AIM: Only the lines from the line holding "What does this" through the final line of the entries below are to be returned, exactly as they stand.

SUPPLIED ENTRIES:
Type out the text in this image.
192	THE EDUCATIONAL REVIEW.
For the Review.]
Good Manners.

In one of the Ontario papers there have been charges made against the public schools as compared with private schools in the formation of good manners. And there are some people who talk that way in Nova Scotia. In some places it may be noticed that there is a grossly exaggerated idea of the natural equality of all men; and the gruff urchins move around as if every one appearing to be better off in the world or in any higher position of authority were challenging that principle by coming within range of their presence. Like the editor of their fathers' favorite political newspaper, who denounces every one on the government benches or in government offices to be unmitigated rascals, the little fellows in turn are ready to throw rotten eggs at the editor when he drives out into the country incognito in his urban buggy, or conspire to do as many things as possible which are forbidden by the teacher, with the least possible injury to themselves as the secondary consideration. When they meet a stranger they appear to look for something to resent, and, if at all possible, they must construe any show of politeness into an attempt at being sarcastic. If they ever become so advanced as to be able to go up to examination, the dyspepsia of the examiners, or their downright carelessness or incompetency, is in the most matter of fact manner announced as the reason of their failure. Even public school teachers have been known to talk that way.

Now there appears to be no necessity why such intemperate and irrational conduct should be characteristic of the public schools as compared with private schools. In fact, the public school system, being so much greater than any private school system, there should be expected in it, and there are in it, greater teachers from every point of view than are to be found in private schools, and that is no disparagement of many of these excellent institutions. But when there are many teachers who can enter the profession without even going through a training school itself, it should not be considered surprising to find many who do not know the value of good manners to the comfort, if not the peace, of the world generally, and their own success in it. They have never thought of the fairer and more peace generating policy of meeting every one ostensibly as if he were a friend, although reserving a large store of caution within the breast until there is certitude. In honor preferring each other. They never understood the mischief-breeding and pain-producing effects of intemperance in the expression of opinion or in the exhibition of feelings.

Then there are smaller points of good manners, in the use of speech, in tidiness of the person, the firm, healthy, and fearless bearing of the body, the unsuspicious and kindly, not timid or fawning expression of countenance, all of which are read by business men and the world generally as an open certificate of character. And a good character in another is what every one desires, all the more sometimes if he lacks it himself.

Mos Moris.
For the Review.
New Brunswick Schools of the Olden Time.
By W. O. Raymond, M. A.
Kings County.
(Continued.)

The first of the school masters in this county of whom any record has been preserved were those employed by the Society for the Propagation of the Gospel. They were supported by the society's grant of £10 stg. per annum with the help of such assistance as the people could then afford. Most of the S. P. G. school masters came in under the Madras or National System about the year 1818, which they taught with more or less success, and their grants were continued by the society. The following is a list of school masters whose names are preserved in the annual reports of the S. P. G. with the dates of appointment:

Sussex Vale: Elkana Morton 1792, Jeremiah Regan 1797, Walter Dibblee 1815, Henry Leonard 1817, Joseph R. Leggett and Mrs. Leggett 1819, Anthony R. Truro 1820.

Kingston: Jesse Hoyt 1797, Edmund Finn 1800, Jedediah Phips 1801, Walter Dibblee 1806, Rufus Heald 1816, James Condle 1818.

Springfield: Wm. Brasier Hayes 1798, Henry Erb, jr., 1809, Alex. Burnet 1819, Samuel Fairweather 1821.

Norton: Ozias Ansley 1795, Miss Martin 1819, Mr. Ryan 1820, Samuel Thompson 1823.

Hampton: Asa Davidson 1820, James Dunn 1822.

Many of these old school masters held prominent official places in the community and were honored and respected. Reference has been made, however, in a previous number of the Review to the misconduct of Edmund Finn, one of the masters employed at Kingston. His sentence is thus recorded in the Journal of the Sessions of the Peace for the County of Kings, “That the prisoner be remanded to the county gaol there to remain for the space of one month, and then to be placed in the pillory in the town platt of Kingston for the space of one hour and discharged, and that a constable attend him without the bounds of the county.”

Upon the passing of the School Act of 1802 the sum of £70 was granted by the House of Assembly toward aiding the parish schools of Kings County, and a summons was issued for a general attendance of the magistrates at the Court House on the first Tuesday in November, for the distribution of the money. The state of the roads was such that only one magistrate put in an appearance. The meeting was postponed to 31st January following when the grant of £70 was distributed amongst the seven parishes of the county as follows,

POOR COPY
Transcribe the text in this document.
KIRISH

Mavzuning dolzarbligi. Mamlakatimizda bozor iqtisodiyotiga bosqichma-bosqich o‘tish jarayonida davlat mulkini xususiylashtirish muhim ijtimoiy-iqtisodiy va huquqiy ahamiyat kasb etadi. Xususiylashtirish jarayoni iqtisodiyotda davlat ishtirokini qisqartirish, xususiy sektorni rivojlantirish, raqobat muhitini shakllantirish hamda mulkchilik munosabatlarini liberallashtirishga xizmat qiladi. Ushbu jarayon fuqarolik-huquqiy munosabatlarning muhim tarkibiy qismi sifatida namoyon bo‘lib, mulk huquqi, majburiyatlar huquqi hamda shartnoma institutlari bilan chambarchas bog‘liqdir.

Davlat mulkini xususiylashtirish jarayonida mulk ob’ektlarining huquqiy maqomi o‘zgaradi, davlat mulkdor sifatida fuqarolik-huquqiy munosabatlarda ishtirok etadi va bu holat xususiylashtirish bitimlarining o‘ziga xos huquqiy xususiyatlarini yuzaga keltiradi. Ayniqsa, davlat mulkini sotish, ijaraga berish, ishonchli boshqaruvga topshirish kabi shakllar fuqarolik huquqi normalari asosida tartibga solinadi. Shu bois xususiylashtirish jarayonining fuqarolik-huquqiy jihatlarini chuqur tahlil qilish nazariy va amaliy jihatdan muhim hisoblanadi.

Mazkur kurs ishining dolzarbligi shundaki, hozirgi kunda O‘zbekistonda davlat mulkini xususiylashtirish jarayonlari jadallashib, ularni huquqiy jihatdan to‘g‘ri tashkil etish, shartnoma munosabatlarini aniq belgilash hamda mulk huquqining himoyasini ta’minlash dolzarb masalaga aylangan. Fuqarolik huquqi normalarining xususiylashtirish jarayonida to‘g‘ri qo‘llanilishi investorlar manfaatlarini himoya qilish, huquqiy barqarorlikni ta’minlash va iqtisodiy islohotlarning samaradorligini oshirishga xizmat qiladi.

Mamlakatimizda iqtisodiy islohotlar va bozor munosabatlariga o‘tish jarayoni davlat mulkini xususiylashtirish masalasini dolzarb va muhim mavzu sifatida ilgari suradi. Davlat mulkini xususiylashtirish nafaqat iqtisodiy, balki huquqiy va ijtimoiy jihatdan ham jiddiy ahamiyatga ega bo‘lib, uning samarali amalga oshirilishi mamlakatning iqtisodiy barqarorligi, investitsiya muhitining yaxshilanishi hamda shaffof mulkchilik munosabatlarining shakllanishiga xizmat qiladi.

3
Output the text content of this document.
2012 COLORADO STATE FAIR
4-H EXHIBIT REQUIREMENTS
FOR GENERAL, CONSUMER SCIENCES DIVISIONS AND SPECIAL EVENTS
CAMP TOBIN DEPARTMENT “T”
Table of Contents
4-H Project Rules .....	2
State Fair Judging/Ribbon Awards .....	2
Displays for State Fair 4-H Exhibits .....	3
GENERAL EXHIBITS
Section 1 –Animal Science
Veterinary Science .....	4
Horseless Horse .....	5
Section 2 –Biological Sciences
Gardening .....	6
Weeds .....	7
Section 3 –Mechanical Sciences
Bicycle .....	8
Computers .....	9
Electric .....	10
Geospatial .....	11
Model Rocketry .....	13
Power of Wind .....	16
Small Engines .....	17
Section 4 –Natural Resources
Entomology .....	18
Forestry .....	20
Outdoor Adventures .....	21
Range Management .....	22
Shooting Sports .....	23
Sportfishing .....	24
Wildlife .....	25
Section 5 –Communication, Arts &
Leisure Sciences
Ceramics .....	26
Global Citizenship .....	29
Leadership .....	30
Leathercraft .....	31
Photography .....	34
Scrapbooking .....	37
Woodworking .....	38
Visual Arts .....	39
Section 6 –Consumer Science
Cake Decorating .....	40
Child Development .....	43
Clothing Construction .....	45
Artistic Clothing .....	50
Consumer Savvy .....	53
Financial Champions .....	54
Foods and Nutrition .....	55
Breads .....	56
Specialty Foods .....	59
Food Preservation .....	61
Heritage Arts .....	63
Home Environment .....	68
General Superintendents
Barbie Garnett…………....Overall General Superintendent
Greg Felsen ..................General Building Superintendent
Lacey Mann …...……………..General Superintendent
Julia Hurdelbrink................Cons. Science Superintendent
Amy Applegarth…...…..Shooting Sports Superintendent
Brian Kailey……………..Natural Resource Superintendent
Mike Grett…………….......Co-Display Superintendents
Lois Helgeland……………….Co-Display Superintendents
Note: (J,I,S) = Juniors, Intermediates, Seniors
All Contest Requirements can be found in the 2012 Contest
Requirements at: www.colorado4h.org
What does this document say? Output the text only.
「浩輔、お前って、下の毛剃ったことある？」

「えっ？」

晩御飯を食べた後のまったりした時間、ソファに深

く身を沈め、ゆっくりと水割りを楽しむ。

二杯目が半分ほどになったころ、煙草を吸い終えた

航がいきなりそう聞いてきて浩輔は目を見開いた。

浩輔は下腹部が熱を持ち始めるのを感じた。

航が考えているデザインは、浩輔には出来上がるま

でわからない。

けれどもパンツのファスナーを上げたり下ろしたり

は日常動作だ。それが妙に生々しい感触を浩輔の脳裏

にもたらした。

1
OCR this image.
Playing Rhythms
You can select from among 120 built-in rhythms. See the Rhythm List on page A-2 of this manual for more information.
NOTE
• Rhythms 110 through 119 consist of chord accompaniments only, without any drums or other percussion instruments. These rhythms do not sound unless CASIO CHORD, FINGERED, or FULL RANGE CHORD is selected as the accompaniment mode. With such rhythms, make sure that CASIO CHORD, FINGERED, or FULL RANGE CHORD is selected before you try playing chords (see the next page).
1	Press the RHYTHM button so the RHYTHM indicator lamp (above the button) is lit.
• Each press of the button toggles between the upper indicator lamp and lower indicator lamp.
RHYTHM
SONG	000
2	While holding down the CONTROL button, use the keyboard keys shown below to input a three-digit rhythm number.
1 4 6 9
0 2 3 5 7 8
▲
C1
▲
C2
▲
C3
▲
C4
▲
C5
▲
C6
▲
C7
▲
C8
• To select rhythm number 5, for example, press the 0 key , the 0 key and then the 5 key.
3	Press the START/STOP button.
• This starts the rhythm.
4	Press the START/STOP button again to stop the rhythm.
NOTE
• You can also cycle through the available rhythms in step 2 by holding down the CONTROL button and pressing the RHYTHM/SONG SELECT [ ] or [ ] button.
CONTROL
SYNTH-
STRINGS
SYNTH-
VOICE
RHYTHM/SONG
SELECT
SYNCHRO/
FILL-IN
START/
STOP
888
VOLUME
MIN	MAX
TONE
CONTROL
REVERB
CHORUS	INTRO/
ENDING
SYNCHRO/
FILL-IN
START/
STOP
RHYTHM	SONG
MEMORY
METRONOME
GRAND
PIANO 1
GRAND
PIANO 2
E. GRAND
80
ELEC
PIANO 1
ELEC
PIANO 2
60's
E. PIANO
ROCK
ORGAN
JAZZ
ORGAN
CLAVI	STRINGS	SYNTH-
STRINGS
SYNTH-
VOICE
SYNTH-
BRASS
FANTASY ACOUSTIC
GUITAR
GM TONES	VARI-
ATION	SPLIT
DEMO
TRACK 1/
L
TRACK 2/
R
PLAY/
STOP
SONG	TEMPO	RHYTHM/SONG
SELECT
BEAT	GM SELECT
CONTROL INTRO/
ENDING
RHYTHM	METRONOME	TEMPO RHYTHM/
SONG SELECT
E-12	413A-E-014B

RESULT FOR THIS TASK:
What does this document say? Output the text only.
「浩輔、お前って、下の毛剃ったことある？」

「えっ？」

晩御飯を食べた後のまったりした時間、ソファに深

く身を沈め、ゆっくりと水割りを楽しむ。

二杯目が半分ほどになったころ、煙草を吸い終えた

航がいきなりそう聞いてきて浩輔は目を見開いた。

浩輔は下腹部が熱を持ち始めるのを感じた。

航が考えているデザインは、浩輔には出来上がるま

でわからない。

けれどもパンツのファスナーを上げたり下ろしたり

は日常動作だ。それが妙に生々しい感触を浩輔の脳裏

にもたらした。

1
OCR this image.
Playing Rhythms
You can select from among 120 built-in rhythms. See the Rhythm List on page A-2 of this manual for more information.
NOTE
• Rhythms 110 through 119 consist of chord accompaniments only, without any drums or other percussion instruments. These rhythms do not sound unless CASIO CHORD, FINGERED, or FULL RANGE CHORD is selected as the accompaniment mode. With such rhythms, make sure that CASIO CHORD, FINGERED, or FULL RANGE CHORD is selected before you try playing chords (see the next page).
1	Press the RHYTHM button so the RHYTHM indicator lamp (above the button) is lit.
• Each press of the button toggles between the upper indicator lamp and lower indicator lamp.
RHYTHM
SONG	000
2	While holding down the CONTROL button, use the keyboard keys shown below to input a three-digit rhythm number.
1 4 6 9
0 2 3 5 7 8
▲
C1
▲
C2
▲
C3
▲
C4
▲
C5
▲
C6
▲
C7
▲
C8
• To select rhythm number 5, for example, press the 0 key , the 0 key and then the 5 key.
3	Press the START/STOP button.
• This starts the rhythm.
4	Press the START/STOP button again to stop the rhythm.
NOTE
• You can also cycle through the available rhythms in step 2 by holding down the CONTROL button and pressing the RHYTHM/SONG SELECT [ ] or [ ] button.
CONTROL
SYNTH-
STRINGS
SYNTH-
VOICE
RHYTHM/SONG
SELECT
SYNCHRO/
FILL-IN
START/
STOP
888
VOLUME
MIN	MAX
TONE
CONTROL
REVERB
CHORUS	INTRO/
ENDING
SYNCHRO/
FILL-IN
START/
STOP
RHYTHM	SONG
MEMORY
METRONOME
GRAND
PIANO 1
GRAND
PIANO 2
E. GRAND
80
ELEC
PIANO 1
ELEC
PIANO 2
60's
E. PIANO
ROCK
ORGAN
JAZZ
ORGAN
CLAVI	STRINGS	SYNTH-
STRINGS
SYNTH-
VOICE
SYNTH-
BRASS
FANTASY ACOUSTIC
GUITAR
GM TONES	VARI-
ATION	SPLIT
DEMO
TRACK 1/
L
TRACK 2/
R
PLAY/
STOP
SONG	TEMPO	RHYTHM/SONG
SELECT
BEAT	GM SELECT
CONTROL INTRO/
ENDING
RHYTHM	METRONOME	TEMPO RHYTHM/
SONG SELECT
E-12	413A-E-014B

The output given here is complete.